• [GIVEN PROBLEM] Review the listing and copy each line that holds the word "What".

• [DATASET EXCERPTS]
▼

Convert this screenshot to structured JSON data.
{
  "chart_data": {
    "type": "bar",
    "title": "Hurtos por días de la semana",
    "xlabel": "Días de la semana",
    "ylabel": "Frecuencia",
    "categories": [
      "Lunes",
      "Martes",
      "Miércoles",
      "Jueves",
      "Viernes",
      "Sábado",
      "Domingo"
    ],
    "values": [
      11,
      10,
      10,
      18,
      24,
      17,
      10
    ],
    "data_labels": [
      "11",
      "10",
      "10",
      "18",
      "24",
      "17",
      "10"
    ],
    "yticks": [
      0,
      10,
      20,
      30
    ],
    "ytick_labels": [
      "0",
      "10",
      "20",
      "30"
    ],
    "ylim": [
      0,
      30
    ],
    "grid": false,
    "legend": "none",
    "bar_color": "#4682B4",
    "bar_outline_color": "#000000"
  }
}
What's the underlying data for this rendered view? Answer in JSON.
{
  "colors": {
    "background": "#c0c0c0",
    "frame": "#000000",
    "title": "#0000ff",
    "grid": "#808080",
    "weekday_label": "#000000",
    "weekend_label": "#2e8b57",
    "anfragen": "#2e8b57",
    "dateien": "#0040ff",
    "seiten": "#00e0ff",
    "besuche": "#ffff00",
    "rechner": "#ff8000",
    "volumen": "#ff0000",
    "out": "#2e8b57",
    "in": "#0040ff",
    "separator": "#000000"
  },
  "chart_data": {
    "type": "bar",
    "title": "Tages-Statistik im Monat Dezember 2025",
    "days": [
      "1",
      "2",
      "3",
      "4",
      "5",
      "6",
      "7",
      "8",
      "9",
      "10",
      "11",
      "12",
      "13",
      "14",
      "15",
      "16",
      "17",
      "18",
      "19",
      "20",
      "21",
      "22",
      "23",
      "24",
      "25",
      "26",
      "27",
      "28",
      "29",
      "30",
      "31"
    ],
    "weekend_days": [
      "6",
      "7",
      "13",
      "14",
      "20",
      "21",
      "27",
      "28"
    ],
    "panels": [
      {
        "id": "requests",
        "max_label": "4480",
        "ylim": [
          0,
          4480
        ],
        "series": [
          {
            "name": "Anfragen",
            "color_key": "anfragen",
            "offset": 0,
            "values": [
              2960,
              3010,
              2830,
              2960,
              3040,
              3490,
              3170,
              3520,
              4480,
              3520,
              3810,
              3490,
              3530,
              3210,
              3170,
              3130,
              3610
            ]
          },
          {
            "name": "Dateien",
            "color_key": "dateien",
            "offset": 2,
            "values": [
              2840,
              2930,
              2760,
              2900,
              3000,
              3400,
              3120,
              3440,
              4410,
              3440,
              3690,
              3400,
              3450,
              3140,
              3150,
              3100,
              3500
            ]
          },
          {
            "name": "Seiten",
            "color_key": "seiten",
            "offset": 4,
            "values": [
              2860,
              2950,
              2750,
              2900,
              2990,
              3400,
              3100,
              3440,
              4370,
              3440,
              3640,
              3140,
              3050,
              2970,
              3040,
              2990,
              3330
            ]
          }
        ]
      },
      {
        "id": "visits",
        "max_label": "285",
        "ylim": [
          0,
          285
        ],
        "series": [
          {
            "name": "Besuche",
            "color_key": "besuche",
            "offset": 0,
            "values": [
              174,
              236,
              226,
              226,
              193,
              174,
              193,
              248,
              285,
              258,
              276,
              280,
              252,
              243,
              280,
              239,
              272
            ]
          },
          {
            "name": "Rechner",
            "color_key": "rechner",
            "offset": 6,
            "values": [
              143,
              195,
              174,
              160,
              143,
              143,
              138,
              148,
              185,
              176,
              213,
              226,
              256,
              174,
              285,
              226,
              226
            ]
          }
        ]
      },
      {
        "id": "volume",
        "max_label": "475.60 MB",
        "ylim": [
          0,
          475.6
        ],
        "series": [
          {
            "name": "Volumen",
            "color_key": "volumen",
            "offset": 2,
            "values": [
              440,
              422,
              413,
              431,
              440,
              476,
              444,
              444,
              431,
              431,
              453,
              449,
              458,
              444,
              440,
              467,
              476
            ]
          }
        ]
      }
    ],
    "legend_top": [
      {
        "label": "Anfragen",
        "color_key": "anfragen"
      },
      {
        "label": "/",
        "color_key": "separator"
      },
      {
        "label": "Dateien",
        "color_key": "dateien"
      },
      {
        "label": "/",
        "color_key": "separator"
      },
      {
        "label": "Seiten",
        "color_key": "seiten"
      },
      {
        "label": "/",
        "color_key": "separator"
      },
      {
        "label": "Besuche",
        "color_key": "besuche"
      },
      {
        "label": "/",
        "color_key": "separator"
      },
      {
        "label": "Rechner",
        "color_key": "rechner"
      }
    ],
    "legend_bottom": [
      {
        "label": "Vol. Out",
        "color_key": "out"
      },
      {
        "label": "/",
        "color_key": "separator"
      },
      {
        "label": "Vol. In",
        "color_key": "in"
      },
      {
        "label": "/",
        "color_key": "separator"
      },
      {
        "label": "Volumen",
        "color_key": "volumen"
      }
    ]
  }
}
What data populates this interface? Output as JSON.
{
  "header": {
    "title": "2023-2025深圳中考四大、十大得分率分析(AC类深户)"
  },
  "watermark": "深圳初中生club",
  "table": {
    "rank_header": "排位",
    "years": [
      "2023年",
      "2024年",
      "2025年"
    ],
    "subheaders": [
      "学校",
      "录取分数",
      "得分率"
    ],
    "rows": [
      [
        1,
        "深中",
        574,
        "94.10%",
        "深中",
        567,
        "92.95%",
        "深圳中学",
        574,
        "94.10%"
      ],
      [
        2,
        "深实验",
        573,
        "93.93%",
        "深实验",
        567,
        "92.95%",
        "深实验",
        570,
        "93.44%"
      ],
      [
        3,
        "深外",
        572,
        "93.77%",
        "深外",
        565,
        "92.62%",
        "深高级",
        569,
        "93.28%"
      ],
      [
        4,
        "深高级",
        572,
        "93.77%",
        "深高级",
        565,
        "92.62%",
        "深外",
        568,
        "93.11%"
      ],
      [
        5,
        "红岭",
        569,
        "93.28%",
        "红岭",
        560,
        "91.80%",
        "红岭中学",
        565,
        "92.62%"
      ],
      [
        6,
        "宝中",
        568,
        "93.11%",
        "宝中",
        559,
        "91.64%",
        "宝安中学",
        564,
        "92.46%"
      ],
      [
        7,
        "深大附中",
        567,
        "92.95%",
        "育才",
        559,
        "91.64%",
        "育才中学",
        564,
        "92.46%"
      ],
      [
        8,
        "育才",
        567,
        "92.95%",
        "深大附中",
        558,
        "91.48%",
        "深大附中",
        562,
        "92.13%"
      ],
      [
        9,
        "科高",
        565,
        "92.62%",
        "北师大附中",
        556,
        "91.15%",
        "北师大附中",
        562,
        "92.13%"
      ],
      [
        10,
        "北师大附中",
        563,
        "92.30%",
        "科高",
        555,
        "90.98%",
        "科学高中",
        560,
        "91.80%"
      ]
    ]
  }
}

▲

• [WRITTEN RESPONSE]
What's the underlying data for this rendered view? Answer in JSON.
What data populates this interface? Output as JSON.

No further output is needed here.